Every line below that holds the string "from" should be copied out.

※

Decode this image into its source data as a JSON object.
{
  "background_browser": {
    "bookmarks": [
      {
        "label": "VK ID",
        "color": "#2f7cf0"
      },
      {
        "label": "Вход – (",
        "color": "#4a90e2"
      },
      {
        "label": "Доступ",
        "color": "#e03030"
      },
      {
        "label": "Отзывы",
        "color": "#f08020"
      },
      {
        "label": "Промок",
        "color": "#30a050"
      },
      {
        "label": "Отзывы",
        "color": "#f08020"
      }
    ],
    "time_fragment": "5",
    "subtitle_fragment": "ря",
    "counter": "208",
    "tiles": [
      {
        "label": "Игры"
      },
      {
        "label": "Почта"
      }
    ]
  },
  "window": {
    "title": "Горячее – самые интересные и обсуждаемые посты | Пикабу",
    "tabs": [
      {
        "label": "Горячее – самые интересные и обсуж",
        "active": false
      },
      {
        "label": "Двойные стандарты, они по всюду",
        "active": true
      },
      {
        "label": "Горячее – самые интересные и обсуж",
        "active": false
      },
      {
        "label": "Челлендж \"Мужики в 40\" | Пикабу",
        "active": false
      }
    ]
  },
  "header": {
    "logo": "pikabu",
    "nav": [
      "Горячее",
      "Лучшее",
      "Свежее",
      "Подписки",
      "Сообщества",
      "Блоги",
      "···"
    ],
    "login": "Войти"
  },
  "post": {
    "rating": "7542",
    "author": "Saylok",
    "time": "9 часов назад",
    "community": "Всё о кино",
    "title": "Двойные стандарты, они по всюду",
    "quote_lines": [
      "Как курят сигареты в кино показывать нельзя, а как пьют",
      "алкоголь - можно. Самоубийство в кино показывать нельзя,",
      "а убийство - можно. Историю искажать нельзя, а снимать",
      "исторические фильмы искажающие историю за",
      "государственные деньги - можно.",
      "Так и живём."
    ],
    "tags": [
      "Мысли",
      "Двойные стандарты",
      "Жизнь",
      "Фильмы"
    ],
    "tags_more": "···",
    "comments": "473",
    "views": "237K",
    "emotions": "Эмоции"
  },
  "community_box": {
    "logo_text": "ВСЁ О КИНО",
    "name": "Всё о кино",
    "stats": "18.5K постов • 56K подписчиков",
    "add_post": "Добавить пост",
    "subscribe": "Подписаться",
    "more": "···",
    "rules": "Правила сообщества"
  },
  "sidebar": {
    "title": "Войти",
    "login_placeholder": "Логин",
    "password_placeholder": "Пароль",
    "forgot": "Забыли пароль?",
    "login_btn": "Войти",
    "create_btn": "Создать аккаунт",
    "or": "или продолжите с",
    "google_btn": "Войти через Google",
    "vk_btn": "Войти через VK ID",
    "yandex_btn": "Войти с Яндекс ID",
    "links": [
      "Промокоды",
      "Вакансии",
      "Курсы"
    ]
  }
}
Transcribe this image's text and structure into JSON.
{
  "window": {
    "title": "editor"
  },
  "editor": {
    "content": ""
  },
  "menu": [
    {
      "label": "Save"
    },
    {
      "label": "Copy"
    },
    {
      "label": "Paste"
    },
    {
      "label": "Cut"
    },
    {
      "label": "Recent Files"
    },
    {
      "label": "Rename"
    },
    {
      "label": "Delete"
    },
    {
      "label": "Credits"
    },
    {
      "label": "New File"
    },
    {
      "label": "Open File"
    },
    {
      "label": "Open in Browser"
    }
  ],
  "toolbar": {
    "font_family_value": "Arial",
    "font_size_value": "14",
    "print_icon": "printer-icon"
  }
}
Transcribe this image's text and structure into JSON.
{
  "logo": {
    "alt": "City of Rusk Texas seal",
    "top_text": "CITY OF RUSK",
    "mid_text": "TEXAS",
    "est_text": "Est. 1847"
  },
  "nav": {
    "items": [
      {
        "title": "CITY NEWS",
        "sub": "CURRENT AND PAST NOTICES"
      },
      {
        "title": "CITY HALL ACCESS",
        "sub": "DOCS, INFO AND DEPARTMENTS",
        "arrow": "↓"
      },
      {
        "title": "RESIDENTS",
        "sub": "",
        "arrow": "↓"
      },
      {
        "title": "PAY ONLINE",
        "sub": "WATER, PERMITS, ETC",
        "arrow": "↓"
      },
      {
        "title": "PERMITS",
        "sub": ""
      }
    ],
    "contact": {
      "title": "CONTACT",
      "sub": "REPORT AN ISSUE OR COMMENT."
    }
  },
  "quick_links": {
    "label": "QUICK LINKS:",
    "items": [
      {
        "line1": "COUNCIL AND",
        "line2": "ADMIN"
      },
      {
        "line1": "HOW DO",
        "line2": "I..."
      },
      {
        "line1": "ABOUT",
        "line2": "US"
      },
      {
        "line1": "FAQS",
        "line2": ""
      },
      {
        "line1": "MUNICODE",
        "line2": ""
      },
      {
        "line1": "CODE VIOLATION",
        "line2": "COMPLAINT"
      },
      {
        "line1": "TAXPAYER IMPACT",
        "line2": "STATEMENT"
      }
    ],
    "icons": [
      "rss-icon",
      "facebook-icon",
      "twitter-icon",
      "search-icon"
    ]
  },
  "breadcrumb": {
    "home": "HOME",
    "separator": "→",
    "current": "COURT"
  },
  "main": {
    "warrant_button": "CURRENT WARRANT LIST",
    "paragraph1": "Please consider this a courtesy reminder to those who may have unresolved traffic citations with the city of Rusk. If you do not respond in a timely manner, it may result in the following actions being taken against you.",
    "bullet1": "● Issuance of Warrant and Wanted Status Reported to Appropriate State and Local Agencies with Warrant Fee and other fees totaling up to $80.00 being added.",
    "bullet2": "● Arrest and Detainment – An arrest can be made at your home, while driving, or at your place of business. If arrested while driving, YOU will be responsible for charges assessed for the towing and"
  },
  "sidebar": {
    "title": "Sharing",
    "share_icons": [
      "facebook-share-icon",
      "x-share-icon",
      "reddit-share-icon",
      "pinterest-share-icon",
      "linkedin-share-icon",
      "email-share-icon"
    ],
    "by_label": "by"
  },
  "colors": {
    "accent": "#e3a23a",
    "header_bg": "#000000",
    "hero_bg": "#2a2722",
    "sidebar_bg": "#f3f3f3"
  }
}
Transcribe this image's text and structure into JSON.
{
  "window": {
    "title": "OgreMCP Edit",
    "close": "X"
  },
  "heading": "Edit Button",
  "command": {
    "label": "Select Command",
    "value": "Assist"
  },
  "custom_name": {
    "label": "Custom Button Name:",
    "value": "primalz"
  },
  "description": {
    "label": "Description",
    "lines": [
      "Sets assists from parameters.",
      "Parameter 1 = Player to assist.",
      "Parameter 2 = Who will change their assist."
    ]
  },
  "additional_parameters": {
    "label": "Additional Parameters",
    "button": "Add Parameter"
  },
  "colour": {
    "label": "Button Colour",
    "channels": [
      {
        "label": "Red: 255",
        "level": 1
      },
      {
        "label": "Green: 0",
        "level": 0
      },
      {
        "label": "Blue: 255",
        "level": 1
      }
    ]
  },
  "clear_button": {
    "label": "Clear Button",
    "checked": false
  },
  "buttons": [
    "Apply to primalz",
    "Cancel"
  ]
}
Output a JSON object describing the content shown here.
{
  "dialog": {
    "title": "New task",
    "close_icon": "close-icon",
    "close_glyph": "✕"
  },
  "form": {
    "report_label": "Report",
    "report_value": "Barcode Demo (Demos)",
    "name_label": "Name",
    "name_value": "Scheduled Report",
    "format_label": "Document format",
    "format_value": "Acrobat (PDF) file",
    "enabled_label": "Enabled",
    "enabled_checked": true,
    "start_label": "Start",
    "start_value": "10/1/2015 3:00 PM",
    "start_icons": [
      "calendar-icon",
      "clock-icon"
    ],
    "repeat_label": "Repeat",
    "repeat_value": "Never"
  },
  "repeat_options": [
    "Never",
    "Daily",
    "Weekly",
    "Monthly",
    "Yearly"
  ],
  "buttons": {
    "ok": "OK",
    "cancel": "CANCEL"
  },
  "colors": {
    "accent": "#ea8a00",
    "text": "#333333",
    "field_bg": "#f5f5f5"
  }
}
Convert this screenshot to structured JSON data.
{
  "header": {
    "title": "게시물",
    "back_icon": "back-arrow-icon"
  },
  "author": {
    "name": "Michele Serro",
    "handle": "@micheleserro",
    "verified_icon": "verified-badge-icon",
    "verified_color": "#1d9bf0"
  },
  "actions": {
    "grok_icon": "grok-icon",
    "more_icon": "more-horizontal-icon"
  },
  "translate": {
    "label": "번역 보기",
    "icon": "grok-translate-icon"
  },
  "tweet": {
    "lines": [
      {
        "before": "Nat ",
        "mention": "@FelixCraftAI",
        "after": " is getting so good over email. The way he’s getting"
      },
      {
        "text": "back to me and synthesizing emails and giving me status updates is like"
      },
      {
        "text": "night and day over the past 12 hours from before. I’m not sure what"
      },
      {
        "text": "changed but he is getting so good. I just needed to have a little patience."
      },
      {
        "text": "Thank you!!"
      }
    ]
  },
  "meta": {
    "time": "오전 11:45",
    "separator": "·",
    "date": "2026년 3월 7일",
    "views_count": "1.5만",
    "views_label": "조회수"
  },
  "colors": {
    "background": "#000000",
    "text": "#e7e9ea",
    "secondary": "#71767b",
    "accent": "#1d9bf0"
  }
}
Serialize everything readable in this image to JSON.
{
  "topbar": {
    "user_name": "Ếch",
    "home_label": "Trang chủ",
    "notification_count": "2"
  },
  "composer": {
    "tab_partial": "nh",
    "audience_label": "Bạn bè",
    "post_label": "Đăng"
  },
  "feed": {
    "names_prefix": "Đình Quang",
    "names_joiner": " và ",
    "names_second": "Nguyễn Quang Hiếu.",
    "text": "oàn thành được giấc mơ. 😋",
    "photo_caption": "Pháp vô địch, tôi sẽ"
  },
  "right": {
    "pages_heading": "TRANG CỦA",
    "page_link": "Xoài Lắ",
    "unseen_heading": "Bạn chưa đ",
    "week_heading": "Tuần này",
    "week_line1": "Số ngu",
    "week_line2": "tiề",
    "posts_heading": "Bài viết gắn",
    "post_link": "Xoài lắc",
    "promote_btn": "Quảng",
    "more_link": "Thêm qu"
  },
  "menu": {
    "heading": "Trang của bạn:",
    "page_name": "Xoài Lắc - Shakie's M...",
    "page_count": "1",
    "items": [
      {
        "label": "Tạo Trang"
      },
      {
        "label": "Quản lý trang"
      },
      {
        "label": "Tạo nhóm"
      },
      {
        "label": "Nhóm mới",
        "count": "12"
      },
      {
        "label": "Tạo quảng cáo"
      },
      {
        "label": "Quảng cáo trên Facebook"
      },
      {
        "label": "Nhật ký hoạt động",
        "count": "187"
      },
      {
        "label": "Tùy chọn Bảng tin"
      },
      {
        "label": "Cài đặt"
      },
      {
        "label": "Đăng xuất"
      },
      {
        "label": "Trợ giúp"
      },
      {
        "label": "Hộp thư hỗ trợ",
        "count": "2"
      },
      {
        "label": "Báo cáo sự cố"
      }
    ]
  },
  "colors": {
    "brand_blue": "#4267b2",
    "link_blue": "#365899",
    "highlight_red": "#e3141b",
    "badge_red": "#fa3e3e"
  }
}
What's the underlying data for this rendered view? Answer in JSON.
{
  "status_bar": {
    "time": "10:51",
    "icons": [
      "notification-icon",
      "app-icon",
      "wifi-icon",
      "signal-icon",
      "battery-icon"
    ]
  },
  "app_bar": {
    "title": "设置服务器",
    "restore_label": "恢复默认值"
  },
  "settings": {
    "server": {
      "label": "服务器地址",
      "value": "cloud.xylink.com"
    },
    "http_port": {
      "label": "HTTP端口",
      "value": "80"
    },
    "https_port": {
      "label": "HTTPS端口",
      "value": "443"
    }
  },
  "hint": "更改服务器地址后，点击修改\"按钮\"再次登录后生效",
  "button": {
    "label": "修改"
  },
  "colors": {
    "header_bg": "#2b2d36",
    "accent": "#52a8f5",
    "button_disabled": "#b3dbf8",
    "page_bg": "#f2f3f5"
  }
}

※

__Answer to this problem__.
      "Sets assists from parameters.",
        "text": "night and day over the past 12 hours from before. I’m not sure what"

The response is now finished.